■ EXTRACT

"""

Now that we have extracted the mean and quantiles, let’s make graphs!

c1 <- ggplot(mean_cl1, aes(x=time, y=NA_col)) +
  geom_line(color="red", size=2)+
  geom_line(aes(y=q_2_5),linetype="dotted", size=1) +
  geom_line(aes(y=q_25),linetype="dotted", size=1) +
  geom_line(aes(y=q_75),linetype="dotted", size=1) +
  geom_line(aes(y=q_97_5),linetype="dotted", size=1) +
  ggtitle("Cluster 1") +
  scale_y_continuous(n.breaks=3) +
  scale_x_continuous(n.breaks=3) +
  xlab("Time") + ylab("Depth") +
  theme_classic()+
  theme(axis.text.x=element_text(size=17), axis.text.y=element_text(size=17),
        axis.title = element_text(size=19),
        plot.title = element_text(size=21, face="bold"))
c1

c2 <- ggplot(mean_cl2, aes(x=time, y=NA_col)) +
 geom_line(color="red", size=2)+
  geom_line(aes(y=q_2_5),linetype="dotted", size=1) +
  geom_line(aes(y=q_25),linetype="dotted", size=1) +
  geom_line(aes(y=q_75),linetype="dotted", size=1) +
  geom_line(aes(y=q_97_5),linetype="dotted", size=1) +
  ggtitle("Cluster 2") +
  scale_y_continuous(n.breaks=3) +
  scale_x_continuous(n.breaks=3) +
  xlab("Time") + ylab("Depth") +
  theme_classic()+
  theme(axis.text.x=element_text(size=17), axis.text.y=element_text(size=17),
        axis.title = element_text(size=19),
        plot.title = element_text(size=21, face="bold"))

"""

■ TASKS AND EXERCISES
A) Transcribe the rows from the very first one through the line containing "301, 102, 316]", including both ends and leaving every character unchanged.
B) Continue the R plotting code past its final line.

■ RAW RECORDS
"""

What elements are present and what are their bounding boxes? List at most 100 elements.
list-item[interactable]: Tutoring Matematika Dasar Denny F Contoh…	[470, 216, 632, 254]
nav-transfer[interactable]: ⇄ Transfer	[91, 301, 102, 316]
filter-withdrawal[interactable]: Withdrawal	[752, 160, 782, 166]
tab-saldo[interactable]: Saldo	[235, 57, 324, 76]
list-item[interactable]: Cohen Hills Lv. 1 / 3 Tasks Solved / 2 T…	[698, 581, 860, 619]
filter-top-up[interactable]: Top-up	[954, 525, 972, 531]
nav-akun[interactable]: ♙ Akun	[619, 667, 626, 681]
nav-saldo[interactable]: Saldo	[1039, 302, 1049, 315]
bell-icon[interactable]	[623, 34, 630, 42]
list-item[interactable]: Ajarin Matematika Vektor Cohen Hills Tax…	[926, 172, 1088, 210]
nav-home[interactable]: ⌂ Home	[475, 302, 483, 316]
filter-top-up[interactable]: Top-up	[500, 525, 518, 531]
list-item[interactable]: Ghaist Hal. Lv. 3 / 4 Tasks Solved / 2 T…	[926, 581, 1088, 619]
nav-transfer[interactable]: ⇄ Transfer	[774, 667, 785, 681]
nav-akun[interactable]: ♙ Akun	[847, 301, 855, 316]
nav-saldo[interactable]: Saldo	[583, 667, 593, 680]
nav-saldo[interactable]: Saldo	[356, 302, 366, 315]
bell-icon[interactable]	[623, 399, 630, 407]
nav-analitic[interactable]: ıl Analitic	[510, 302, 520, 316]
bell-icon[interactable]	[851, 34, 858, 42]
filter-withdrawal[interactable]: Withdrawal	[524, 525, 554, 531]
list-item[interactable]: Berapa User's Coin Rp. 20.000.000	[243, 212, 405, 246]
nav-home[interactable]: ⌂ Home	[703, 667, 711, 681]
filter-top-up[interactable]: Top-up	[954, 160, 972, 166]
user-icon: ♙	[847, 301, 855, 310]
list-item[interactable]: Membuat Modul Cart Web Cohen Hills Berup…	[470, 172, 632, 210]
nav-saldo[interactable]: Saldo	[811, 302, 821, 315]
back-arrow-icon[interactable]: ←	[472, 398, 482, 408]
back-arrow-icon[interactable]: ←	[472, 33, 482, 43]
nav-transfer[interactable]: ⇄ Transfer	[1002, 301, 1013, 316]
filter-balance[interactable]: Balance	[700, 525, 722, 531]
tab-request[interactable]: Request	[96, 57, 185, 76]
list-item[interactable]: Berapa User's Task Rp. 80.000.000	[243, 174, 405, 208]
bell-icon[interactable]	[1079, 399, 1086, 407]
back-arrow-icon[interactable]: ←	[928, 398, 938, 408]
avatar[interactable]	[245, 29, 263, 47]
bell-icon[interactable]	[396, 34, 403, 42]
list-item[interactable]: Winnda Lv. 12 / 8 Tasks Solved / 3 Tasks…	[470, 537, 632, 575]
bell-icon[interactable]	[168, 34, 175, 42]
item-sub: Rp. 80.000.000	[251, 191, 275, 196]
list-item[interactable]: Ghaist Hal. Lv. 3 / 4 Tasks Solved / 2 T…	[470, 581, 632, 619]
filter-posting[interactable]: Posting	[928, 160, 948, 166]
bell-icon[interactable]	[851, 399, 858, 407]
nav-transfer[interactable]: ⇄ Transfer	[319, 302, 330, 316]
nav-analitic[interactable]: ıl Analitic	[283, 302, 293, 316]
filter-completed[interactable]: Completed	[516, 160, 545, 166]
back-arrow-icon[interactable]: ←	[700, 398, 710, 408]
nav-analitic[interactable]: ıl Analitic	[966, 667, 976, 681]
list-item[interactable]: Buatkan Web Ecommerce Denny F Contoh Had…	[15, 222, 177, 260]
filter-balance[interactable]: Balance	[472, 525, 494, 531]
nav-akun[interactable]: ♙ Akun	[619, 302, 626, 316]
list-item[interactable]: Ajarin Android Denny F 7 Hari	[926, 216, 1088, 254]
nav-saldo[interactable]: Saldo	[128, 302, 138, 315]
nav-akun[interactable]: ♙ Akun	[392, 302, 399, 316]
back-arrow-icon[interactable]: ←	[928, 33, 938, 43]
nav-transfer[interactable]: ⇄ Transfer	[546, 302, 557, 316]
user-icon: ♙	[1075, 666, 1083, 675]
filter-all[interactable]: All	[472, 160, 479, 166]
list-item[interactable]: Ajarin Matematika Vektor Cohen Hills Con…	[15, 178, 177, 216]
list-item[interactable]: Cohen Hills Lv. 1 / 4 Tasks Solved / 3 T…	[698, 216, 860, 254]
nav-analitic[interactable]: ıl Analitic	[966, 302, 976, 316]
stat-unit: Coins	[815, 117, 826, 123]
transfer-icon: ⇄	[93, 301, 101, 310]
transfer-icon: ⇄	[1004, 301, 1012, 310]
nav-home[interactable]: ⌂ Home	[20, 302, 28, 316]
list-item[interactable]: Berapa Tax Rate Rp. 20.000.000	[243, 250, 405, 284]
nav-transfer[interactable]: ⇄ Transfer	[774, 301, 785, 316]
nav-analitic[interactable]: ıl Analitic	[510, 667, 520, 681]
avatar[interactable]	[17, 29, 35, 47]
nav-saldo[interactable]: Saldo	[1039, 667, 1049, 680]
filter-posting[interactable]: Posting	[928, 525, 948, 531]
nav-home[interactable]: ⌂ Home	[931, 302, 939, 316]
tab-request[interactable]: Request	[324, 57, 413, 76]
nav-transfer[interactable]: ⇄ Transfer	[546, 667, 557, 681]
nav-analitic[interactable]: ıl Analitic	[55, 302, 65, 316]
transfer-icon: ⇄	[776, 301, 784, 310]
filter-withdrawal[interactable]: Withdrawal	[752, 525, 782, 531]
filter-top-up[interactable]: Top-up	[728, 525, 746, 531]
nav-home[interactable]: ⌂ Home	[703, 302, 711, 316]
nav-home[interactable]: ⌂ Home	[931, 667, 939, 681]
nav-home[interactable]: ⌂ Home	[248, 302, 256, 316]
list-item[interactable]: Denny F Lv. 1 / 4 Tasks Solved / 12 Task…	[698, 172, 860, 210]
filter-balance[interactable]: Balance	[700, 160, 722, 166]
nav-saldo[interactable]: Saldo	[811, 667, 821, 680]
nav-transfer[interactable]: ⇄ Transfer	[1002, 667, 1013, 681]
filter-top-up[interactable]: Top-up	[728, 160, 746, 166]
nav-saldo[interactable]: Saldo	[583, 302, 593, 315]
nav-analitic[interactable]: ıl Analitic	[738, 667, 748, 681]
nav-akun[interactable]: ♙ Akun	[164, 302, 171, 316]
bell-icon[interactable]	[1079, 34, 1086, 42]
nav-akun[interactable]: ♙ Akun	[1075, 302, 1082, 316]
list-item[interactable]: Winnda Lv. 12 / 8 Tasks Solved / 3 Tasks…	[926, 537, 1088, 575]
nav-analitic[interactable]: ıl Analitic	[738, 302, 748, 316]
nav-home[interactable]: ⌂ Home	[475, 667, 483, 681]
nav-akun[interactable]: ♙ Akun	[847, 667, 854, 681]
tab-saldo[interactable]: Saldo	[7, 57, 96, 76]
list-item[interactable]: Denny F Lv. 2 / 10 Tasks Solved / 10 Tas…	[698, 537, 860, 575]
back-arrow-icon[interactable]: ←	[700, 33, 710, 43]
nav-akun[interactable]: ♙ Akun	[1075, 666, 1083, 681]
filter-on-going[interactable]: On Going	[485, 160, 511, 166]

"""

■ RESULTS OF THE EXERCISE
A)
What elements are present and what are their bounding boxes? List at most 100 elements.
list-item[interactable]: Tutoring Matematika Dasar Denny F Contoh…	[470, 216, 632, 254]
nav-transfer[interactable]: ⇄ Transfer	[91, 301, 102, 316]

B)
c2

c3 <- ggplot(mean_cl3, aes(x=time, y=NA_col)) +
 geom_line(color="red", size=2)+
  geom_line(aes(y=q_2_5),linetype="dotted", size=1) +
  geom_line(aes(y=q_25),linetype="dotted", size=1) +
  geom_line(aes(y=q_75),linetype="dotted", size=1) +
  geom_line(aes(y=q_97_5),linetype="dotted", size=1) +
  ggtitle("Cluster 3") +
  scale_y_continuous(n.breaks=3) +
  scale_x_continuous(n.breaks=3) +
  xlab("Time") + ylab("Depth") +
  theme_classic()+
  theme(axis.text.x=element_text(size=17), axis.text.y=element_text(size=17),
        axis.title = element_text(size=19),
        plot.title = element_text(size=21, face="bold"))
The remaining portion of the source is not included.